'''

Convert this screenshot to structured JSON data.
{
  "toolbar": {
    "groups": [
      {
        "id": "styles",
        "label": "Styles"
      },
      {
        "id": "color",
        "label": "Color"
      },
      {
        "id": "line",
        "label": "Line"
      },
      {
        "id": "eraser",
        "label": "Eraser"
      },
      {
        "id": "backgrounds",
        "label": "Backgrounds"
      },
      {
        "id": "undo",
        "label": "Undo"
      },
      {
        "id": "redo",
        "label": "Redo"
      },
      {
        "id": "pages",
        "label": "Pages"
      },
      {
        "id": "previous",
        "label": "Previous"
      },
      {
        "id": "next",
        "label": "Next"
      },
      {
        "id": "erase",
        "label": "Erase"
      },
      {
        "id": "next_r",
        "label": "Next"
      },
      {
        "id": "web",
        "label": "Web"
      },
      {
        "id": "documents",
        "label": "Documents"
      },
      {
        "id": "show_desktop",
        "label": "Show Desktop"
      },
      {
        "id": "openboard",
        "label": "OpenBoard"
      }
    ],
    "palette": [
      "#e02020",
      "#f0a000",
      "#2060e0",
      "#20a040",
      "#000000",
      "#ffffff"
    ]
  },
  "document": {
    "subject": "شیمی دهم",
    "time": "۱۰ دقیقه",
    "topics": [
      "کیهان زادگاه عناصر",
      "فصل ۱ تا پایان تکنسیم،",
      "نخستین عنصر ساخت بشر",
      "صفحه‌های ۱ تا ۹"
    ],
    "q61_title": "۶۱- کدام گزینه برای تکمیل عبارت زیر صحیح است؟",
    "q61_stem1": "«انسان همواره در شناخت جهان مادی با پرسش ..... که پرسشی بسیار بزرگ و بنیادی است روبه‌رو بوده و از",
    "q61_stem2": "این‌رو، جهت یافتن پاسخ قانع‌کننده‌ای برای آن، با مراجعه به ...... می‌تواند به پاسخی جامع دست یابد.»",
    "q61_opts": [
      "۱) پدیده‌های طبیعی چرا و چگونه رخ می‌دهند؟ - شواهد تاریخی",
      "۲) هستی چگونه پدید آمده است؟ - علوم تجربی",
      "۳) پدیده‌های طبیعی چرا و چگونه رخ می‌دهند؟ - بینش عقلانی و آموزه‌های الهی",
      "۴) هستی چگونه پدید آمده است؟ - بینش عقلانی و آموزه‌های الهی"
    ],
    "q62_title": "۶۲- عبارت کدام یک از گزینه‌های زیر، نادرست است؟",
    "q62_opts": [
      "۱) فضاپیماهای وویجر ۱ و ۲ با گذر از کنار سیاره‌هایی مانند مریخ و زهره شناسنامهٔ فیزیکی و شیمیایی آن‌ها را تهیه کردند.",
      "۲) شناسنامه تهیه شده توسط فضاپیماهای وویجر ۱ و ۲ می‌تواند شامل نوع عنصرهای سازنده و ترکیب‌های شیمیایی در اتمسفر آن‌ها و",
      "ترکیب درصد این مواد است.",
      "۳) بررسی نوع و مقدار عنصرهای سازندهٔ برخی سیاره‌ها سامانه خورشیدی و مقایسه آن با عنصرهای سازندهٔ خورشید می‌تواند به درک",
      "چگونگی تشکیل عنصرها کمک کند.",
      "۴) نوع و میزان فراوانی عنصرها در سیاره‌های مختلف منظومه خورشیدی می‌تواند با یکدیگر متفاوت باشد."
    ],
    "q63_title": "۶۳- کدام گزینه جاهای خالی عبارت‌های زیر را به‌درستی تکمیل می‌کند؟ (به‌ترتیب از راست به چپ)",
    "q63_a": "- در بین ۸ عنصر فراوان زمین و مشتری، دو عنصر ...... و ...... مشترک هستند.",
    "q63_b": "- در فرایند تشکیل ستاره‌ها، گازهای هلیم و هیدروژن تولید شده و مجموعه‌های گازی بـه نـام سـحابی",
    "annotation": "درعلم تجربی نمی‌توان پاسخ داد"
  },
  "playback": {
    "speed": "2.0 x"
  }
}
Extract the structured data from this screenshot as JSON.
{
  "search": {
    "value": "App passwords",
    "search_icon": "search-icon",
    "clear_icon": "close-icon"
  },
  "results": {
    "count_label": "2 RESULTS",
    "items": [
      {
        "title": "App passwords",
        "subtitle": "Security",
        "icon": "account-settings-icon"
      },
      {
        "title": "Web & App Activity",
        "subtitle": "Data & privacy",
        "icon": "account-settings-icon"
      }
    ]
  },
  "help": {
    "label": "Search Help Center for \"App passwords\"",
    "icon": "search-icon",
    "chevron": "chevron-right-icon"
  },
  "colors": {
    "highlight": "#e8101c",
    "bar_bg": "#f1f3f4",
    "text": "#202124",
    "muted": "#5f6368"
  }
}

'''

- _Exercise aim_: Each line that has the word "عقلانی" should be copied.

- _Task result_:
      "۳) پدیده‌های طبیعی چرا و چگونه رخ می‌دهند؟ - بینش عقلانی و آموزه‌های الهی",
      "۴) هستی چگونه پدید آمده است؟ - بینش عقلانی و آموزه‌های الهی"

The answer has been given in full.